──────── ENTRIES SHOWN ────────
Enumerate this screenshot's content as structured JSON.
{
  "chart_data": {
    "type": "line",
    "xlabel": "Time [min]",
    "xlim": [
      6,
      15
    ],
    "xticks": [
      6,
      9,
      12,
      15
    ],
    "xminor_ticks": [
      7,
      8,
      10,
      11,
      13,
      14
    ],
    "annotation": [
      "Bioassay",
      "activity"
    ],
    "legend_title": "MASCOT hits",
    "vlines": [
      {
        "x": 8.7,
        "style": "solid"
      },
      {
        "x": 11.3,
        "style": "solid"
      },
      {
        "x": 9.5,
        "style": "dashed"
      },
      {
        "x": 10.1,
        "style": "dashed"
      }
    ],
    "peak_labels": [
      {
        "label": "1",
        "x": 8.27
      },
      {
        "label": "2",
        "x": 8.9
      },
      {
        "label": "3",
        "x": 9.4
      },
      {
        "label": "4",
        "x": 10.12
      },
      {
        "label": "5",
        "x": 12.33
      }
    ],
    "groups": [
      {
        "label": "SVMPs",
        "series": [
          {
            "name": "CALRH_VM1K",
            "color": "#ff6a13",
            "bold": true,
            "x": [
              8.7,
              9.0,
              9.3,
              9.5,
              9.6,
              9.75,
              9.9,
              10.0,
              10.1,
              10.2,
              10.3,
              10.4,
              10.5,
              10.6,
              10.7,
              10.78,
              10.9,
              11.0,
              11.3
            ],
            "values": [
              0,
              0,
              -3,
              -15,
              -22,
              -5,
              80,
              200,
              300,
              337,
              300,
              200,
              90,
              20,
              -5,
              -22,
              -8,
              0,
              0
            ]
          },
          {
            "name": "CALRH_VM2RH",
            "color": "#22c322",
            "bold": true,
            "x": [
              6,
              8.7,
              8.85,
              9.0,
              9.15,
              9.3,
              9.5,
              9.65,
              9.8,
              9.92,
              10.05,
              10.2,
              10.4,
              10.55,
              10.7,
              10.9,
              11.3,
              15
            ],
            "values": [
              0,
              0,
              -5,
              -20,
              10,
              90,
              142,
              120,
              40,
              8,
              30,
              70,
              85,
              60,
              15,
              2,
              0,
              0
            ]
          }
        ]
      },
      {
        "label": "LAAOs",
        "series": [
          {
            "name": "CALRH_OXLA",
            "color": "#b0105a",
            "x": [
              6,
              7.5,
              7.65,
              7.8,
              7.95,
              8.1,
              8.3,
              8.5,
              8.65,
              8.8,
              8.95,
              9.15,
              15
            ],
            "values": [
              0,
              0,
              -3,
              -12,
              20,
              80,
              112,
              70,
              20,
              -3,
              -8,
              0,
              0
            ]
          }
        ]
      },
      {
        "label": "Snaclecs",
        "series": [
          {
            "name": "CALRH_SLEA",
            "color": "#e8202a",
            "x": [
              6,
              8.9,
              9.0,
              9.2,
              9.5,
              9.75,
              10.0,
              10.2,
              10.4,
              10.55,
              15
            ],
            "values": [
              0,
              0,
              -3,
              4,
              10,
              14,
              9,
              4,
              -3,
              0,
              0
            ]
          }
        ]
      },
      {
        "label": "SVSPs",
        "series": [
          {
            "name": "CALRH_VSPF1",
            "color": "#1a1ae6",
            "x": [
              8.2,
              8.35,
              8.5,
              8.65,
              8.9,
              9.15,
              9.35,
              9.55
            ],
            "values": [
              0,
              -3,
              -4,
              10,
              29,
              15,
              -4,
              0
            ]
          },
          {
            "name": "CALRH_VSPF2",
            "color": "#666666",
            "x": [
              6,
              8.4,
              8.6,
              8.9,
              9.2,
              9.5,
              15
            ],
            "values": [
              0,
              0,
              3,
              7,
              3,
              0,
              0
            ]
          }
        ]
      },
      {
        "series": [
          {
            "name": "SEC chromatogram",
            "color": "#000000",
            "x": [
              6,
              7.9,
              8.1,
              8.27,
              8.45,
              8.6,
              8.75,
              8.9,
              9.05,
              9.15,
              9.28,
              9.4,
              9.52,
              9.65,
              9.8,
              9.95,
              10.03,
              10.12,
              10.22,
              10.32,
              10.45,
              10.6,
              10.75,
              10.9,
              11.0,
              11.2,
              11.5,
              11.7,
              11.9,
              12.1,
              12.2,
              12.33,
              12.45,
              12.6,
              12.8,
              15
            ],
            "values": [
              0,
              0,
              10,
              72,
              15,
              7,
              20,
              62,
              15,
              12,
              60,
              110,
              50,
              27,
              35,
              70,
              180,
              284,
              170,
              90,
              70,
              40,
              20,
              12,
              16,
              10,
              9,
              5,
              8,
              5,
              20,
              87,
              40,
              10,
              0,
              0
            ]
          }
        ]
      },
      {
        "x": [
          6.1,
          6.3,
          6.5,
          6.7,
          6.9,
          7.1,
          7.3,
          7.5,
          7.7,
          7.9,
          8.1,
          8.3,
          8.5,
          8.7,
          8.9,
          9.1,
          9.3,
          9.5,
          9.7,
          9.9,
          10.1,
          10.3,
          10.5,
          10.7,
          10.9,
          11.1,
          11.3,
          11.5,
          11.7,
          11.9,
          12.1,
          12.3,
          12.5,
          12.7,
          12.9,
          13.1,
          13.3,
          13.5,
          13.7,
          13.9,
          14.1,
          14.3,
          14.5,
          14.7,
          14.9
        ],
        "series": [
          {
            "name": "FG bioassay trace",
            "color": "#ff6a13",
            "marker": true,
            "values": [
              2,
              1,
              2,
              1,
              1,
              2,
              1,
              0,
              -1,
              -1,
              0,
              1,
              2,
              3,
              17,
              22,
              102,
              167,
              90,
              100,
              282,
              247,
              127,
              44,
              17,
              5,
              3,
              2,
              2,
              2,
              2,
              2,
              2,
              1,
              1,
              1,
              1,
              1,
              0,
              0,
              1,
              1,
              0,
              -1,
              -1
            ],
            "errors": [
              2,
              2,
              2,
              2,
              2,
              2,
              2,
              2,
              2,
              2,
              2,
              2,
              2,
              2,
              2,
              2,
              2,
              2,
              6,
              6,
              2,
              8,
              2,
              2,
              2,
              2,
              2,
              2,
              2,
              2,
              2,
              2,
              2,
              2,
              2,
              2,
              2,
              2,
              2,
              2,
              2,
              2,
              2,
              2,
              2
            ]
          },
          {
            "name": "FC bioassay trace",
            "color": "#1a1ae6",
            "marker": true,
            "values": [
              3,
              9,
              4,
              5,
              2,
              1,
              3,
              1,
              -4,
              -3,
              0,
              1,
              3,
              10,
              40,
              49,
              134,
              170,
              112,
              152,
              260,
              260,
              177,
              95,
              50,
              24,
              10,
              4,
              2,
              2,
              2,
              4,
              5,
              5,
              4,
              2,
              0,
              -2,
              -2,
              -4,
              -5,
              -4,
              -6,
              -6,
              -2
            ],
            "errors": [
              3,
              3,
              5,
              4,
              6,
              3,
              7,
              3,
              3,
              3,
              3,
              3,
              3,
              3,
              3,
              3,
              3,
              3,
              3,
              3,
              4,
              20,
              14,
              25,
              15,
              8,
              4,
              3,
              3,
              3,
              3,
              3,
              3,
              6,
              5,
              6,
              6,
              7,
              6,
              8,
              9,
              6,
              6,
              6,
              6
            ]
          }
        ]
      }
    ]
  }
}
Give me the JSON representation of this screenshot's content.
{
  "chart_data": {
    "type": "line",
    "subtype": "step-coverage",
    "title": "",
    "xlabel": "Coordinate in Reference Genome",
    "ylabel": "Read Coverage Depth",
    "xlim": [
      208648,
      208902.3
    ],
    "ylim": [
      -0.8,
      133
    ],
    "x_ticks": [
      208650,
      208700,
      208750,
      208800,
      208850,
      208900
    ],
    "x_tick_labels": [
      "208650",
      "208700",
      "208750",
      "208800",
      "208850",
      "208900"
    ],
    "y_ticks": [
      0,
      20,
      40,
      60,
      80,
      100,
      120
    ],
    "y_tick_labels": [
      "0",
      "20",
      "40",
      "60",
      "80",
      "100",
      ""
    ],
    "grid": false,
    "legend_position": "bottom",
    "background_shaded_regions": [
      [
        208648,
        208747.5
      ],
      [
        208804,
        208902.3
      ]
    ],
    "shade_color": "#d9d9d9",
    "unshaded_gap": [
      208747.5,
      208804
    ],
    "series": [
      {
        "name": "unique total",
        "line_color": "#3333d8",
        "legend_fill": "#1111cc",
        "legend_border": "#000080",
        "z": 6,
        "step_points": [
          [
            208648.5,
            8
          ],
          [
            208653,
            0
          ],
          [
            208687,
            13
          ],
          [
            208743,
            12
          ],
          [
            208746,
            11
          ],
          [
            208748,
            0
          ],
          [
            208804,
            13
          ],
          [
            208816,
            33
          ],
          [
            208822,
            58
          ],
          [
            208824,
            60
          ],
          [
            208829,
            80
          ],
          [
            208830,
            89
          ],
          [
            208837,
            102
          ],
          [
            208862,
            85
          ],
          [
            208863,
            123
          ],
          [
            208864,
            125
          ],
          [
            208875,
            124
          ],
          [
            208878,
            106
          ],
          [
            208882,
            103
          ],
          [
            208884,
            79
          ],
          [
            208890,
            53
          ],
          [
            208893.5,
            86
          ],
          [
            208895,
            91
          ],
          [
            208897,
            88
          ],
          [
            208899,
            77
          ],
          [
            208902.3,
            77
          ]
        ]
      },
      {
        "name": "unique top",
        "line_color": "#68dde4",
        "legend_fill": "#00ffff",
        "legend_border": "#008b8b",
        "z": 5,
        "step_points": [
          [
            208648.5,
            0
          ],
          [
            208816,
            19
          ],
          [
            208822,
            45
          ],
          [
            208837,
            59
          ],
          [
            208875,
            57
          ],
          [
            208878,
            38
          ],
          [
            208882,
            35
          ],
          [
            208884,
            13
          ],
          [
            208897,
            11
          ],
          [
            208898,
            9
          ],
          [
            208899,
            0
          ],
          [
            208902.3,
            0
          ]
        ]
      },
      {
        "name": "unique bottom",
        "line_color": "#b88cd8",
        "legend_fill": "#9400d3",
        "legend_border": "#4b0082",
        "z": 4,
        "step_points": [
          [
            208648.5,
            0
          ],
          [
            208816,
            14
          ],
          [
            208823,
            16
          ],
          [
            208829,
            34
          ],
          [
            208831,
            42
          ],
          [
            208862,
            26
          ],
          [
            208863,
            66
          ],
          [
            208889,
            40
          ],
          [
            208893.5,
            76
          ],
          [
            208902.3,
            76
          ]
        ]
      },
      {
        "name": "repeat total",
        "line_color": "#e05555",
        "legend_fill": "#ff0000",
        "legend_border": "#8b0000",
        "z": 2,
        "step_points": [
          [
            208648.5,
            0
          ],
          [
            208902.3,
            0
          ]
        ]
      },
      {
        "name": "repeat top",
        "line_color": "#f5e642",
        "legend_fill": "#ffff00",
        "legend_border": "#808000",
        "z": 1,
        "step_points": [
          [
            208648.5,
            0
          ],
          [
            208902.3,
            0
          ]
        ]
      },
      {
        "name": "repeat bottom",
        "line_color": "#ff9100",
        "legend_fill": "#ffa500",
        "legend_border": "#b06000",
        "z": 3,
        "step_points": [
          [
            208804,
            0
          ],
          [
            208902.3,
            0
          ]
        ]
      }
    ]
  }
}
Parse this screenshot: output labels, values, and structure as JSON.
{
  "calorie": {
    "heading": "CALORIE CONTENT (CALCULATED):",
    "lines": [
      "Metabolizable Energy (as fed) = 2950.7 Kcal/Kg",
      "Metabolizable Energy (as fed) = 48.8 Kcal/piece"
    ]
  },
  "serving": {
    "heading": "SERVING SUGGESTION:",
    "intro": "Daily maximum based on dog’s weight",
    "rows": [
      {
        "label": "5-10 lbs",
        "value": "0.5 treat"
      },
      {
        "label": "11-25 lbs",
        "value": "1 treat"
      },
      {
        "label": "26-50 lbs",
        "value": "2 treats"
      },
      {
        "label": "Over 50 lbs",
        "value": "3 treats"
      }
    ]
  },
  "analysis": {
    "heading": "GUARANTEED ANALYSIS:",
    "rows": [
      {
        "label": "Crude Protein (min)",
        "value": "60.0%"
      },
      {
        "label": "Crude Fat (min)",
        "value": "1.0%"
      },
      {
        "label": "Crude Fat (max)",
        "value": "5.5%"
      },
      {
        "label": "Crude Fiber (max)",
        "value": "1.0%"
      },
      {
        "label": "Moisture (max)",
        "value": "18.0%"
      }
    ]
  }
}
────────
WHAT YOU WILL DO - Which lines run from the one containing "Parse this screenshot: output" through the end of the material? Output exactly those lines and no others.

EXPECTED ANSWER -
Parse this screenshot: output labels, values, and structure as JSON.
{
  "calorie": {
    "heading": "CALORIE CONTENT (CALCULATED):",
    "lines": [
      "Metabolizable Energy (as fed) = 2950.7 Kcal/Kg",
      "Metabolizable Energy (as fed) = 48.8 Kcal/piece"
    ]
  },
  "serving": {
    "heading": "SERVING SUGGESTION:",
    "intro": "Daily maximum based on dog’s weight",
    "rows": [
      {
        "label": "5-10 lbs",
        "value": "0.5 treat"
      },
      {
        "label": "11-25 lbs",
        "value": "1 treat"
      },
      {
        "label": "26-50 lbs",
        "value": "2 treats"
      },
      {
        "label": "Over 50 lbs",
        "value": "3 treats"
      }
    ]
  },
  "analysis": {
    "heading": "GUARANTEED ANALYSIS:",
    "rows": [
      {
        "label": "Crude Protein (min)",
        "value": "60.0%"
      },
      {
        "label": "Crude Fat (min)",
        "value": "1.0%"
      },
      {
        "label": "Crude Fat (max)",
        "value": "5.5%"
      },
      {
        "label": "Crude Fiber (max)",
        "value": "1.0%"
      },
      {
        "label": "Moisture (max)",
        "value": "18.0%"
      }
    ]
  }
}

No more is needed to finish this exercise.